Scan the data for "this" and copy the lines it appears in.

--- Start of Materials provided ---

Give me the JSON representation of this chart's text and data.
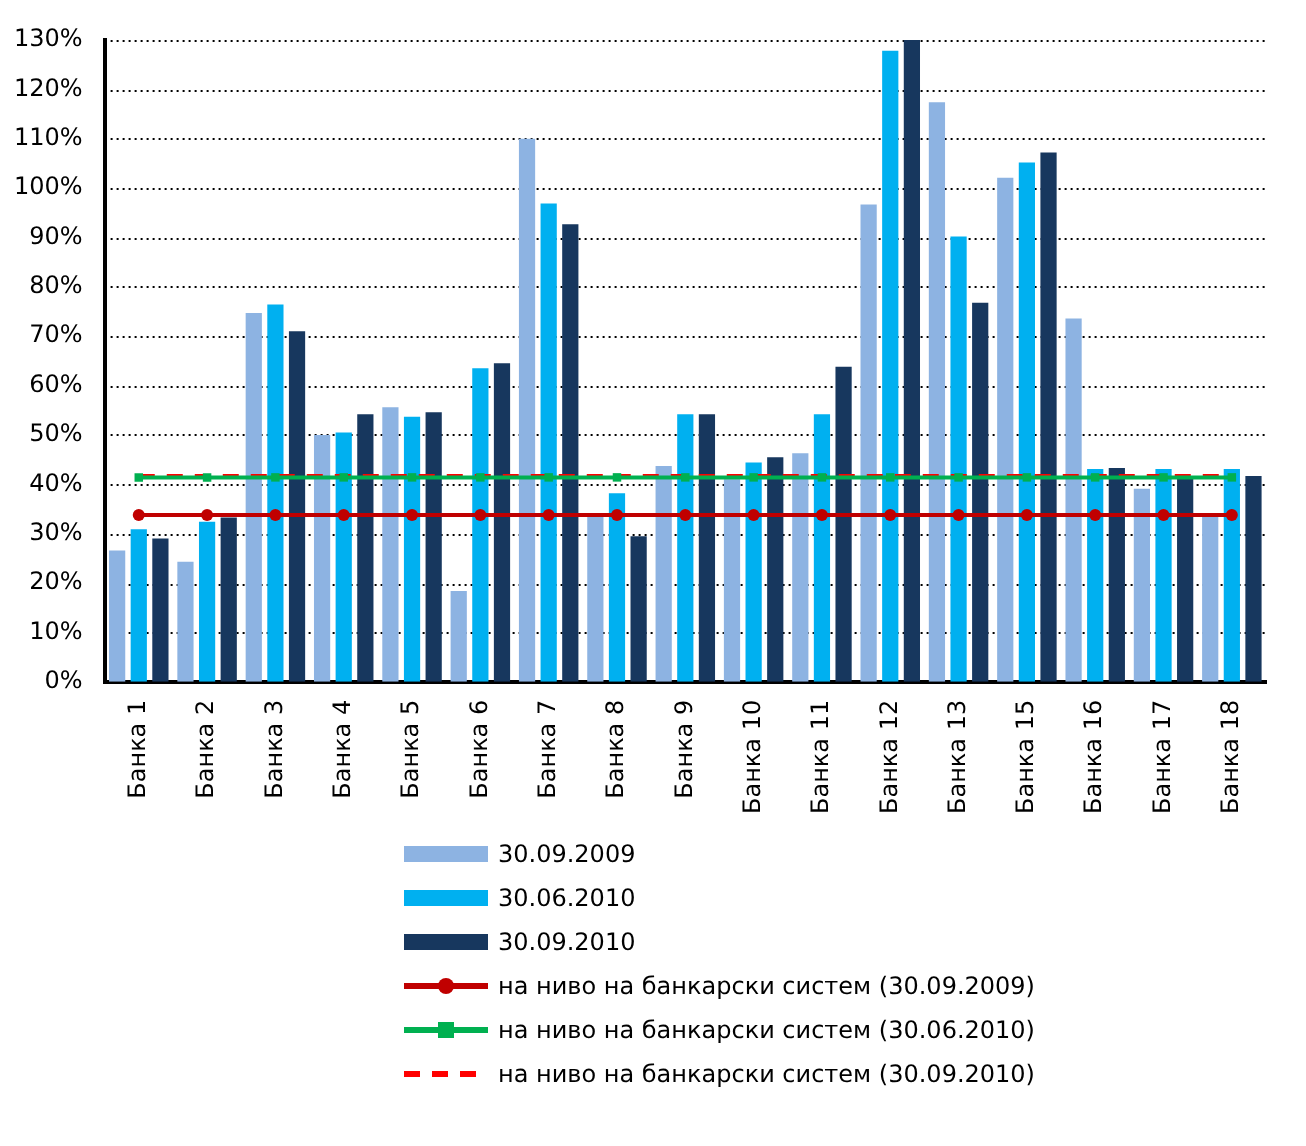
{
  "chart_data": {
    "type": "bar",
    "categories": [
      "Банка 1",
      "Банка 2",
      "Банка 3",
      "Банка 4",
      "Банка 5",
      "Банка 6",
      "Банка 7",
      "Банка 8",
      "Банка 9",
      "Банка 10",
      "Банка 11",
      "Банка 12",
      "Банка 13",
      "Банка 15",
      "Банка 16",
      "Банка 17",
      "Банка 18"
    ],
    "series": [
      {
        "name": "30.09.2009",
        "color": "#8db3e2",
        "values": [
          26.6,
          24.3,
          74.7,
          50,
          55.6,
          18.4,
          110,
          34,
          43.7,
          41,
          46.3,
          96.7,
          117.4,
          102.1,
          73.6,
          39.1,
          34
        ]
      },
      {
        "name": "30.06.2010",
        "color": "#00b0f0",
        "values": [
          30.9,
          32.4,
          76.4,
          50.5,
          53.7,
          63.5,
          96.9,
          38.2,
          54.2,
          44.4,
          54.2,
          127.8,
          90.2,
          105.2,
          43.1,
          43.1,
          43.1
        ]
      },
      {
        "name": "30.09.2010",
        "color": "#17375e",
        "values": [
          29,
          33.3,
          71,
          54.2,
          54.6,
          64.5,
          92.7,
          29.5,
          54.2,
          45.5,
          63.8,
          130,
          76.8,
          107.2,
          43.3,
          41.1,
          41.7
        ]
      },
      {
        "name": "на ниво на банкарски систем (30.09.2009)",
        "type": "line",
        "color": "#c00000",
        "marker": "circle",
        "line_style": "solid",
        "values": [
          33.8,
          33.8,
          33.8,
          33.8,
          33.8,
          33.8,
          33.8,
          33.8,
          33.8,
          33.8,
          33.8,
          33.8,
          33.8,
          33.8,
          33.8,
          33.8,
          33.8
        ]
      },
      {
        "name": "на ниво на банкарски систем (30.06.2010)",
        "type": "line",
        "color": "#00b050",
        "marker": "square",
        "line_style": "solid",
        "values": [
          41.4,
          41.4,
          41.4,
          41.4,
          41.4,
          41.4,
          41.4,
          41.4,
          41.4,
          41.4,
          41.4,
          41.4,
          41.4,
          41.4,
          41.4,
          41.4,
          41.4
        ]
      },
      {
        "name": "на ниво на банкарски систем (30.09.2010)",
        "type": "line",
        "color": "#ff0000",
        "marker": "none",
        "line_style": "dashed",
        "values": [
          41.7,
          41.7,
          41.7,
          41.7,
          41.7,
          41.7,
          41.7,
          41.7,
          41.7,
          41.7,
          41.7,
          41.7,
          41.7,
          41.7,
          41.7,
          41.7,
          41.7
        ]
      }
    ],
    "ylim": [
      0,
      130
    ],
    "yticks": [
      {
        "value": 0,
        "label": "0%"
      },
      {
        "value": 10,
        "label": "10%"
      },
      {
        "value": 20,
        "label": "20%"
      },
      {
        "value": 30,
        "label": "30%"
      },
      {
        "value": 40,
        "label": "40%"
      },
      {
        "value": 50,
        "label": "50%"
      },
      {
        "value": 60,
        "label": "60%"
      },
      {
        "value": 70,
        "label": "70%"
      },
      {
        "value": 80,
        "label": "80%"
      },
      {
        "value": 90,
        "label": "90%"
      },
      {
        "value": 100,
        "label": "100%"
      },
      {
        "value": 110,
        "label": "110%"
      },
      {
        "value": 120,
        "label": "120%"
      },
      {
        "value": 130,
        "label": "130%"
      }
    ],
    "grid": "y",
    "legend": "bottom"
  }
}
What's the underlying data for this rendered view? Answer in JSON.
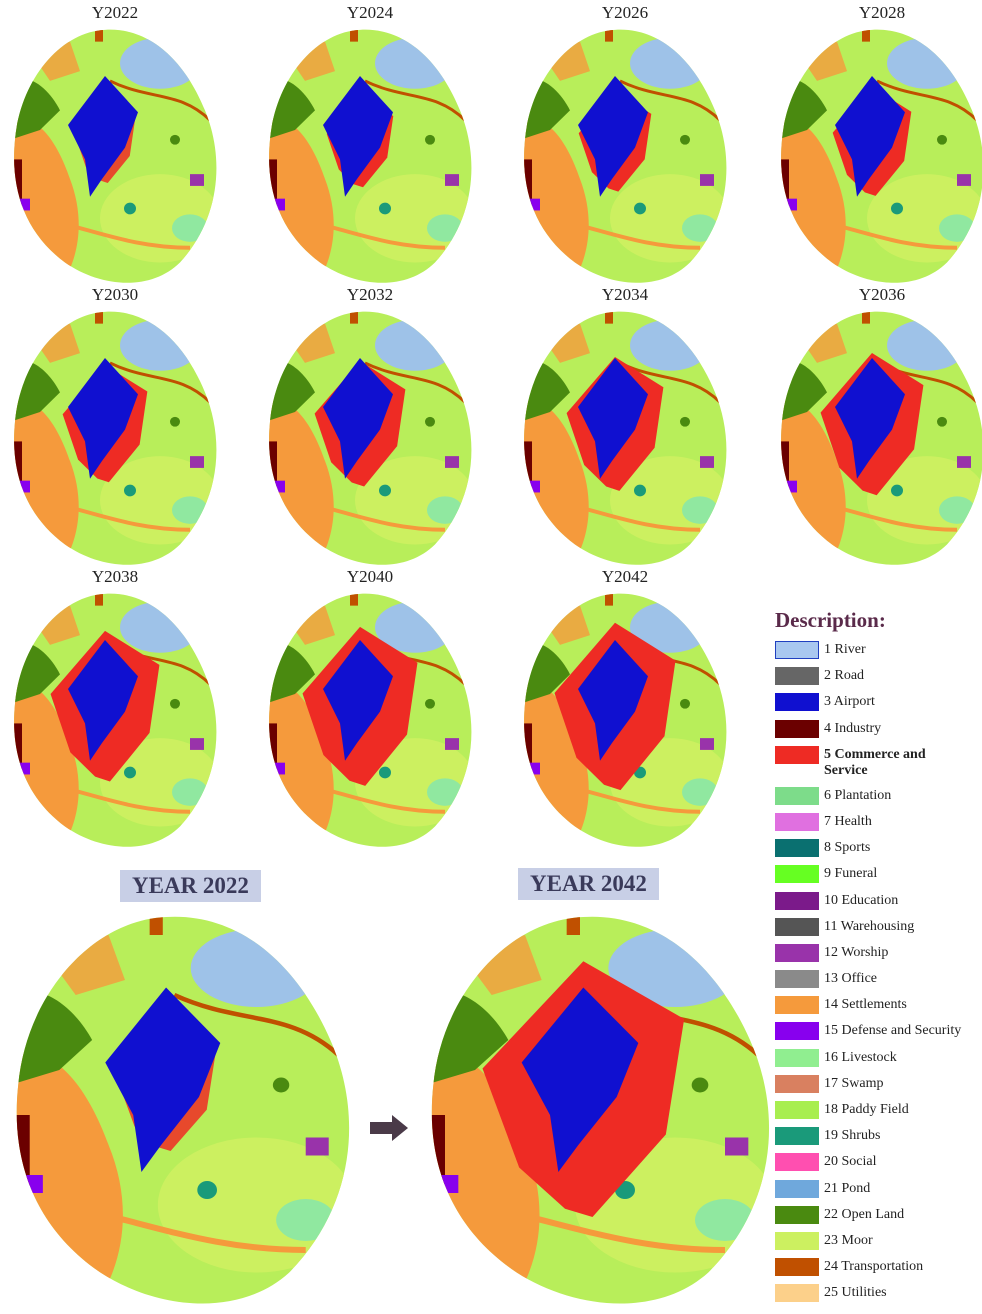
{
  "maps": [
    {
      "label": "Y2022"
    },
    {
      "label": "Y2024"
    },
    {
      "label": "Y2026"
    },
    {
      "label": "Y2028"
    },
    {
      "label": "Y2030"
    },
    {
      "label": "Y2032"
    },
    {
      "label": "Y2034"
    },
    {
      "label": "Y2036"
    },
    {
      "label": "Y2038"
    },
    {
      "label": "Y2040"
    },
    {
      "label": "Y2042"
    }
  ],
  "comparison": [
    {
      "label": "YEAR 2022"
    },
    {
      "label": "YEAR 2042"
    }
  ],
  "legend": {
    "title": "Description:",
    "items": [
      {
        "label": "1 River",
        "color": "#a9c8f0"
      },
      {
        "label": "2 Road",
        "color": "#666666"
      },
      {
        "label": "3 Airport",
        "color": "#1010d0"
      },
      {
        "label": "4 Industry",
        "color": "#6b0000"
      },
      {
        "label": "5 Commerce and Service",
        "color": "#ee2b24",
        "bold": true
      },
      {
        "label": "6 Plantation",
        "color": "#7ddc8a"
      },
      {
        "label": "7 Health",
        "color": "#e070e0"
      },
      {
        "label": "8 Sports",
        "color": "#0a7070"
      },
      {
        "label": "9 Funeral",
        "color": "#66ff22"
      },
      {
        "label": "10 Education",
        "color": "#7b1a8a"
      },
      {
        "label": "11 Warehousing",
        "color": "#555555"
      },
      {
        "label": "12 Worship",
        "color": "#9933aa"
      },
      {
        "label": "13 Office",
        "color": "#8a8a8a"
      },
      {
        "label": "14 Settlements",
        "color": "#f59a3c"
      },
      {
        "label": "15 Defense and Security",
        "color": "#8800ee"
      },
      {
        "label": "16 Livestock",
        "color": "#90ee90"
      },
      {
        "label": "17 Swamp",
        "color": "#d98060"
      },
      {
        "label": "18 Paddy Field",
        "color": "#a8ee50"
      },
      {
        "label": "19 Shrubs",
        "color": "#1a9a7a"
      },
      {
        "label": "20 Social",
        "color": "#ff4fb0"
      },
      {
        "label": "21 Pond",
        "color": "#6fa8dc"
      },
      {
        "label": "22 Open Land",
        "color": "#4a8a10"
      },
      {
        "label": "23 Moor",
        "color": "#ccf060"
      },
      {
        "label": "24 Transportation",
        "color": "#c05000"
      },
      {
        "label": "25 Utilities",
        "color": "#fcd08a"
      }
    ]
  }
}
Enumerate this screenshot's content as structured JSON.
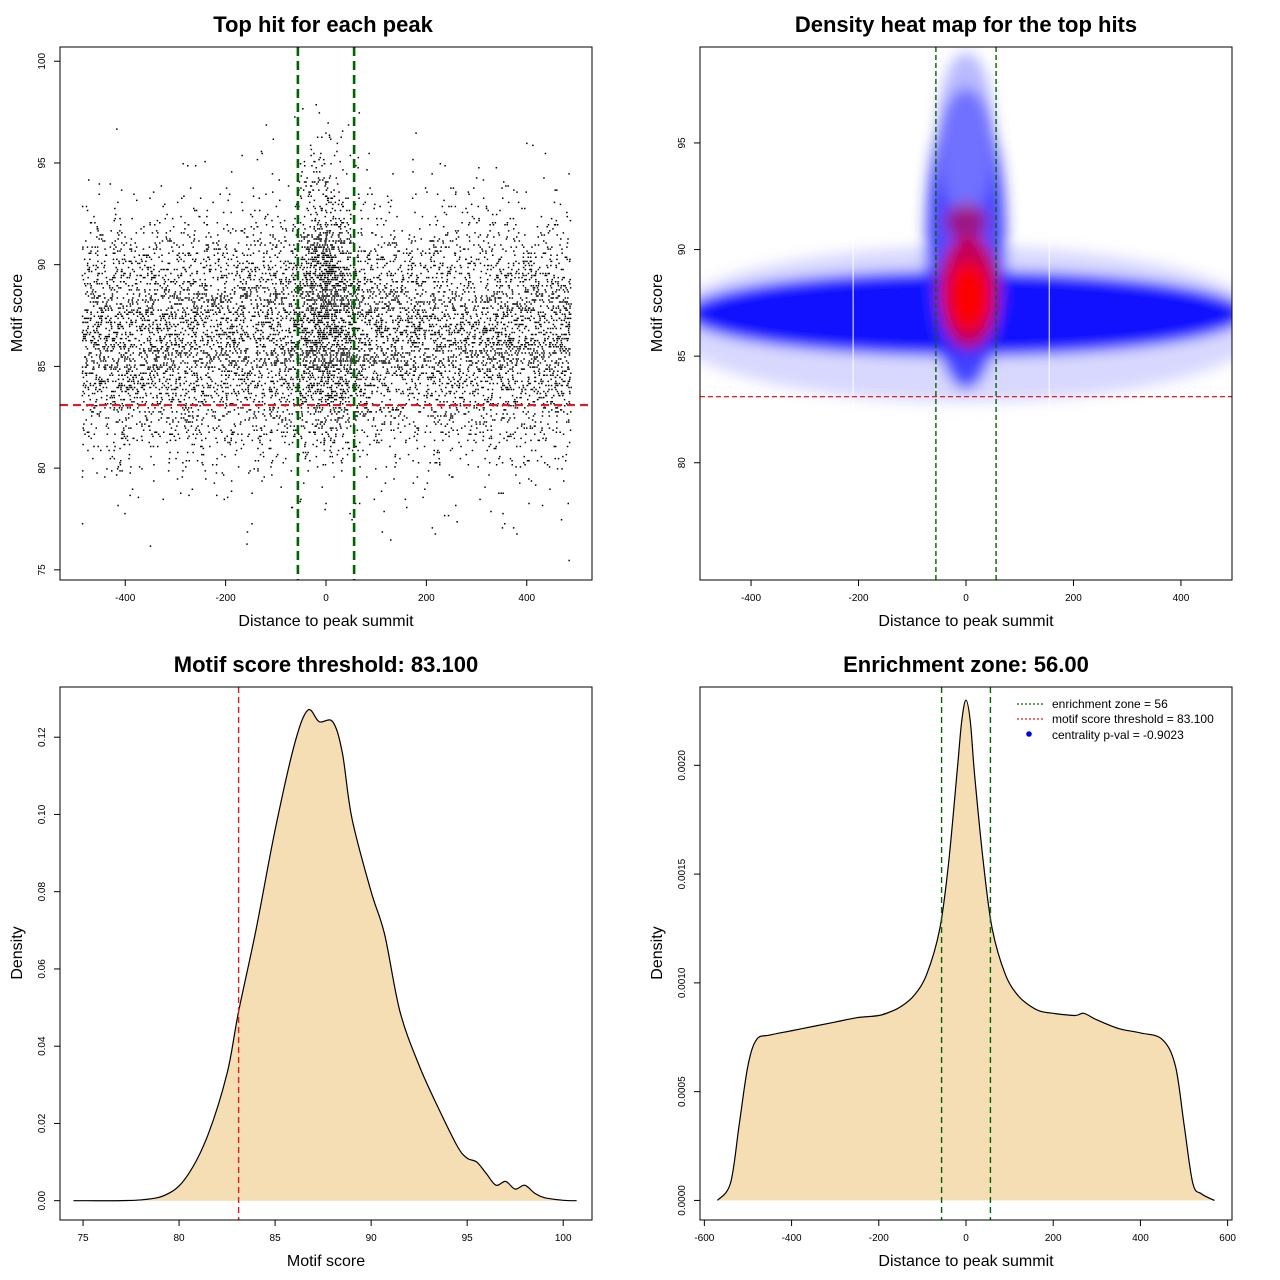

--- End of Materials provided ---

Solution.
Give me the JSON representation of this chart's text and data.
What's the underlying data for this rendered view? Answer in JSON.
Enumerate this screenshot's content as structured JSON.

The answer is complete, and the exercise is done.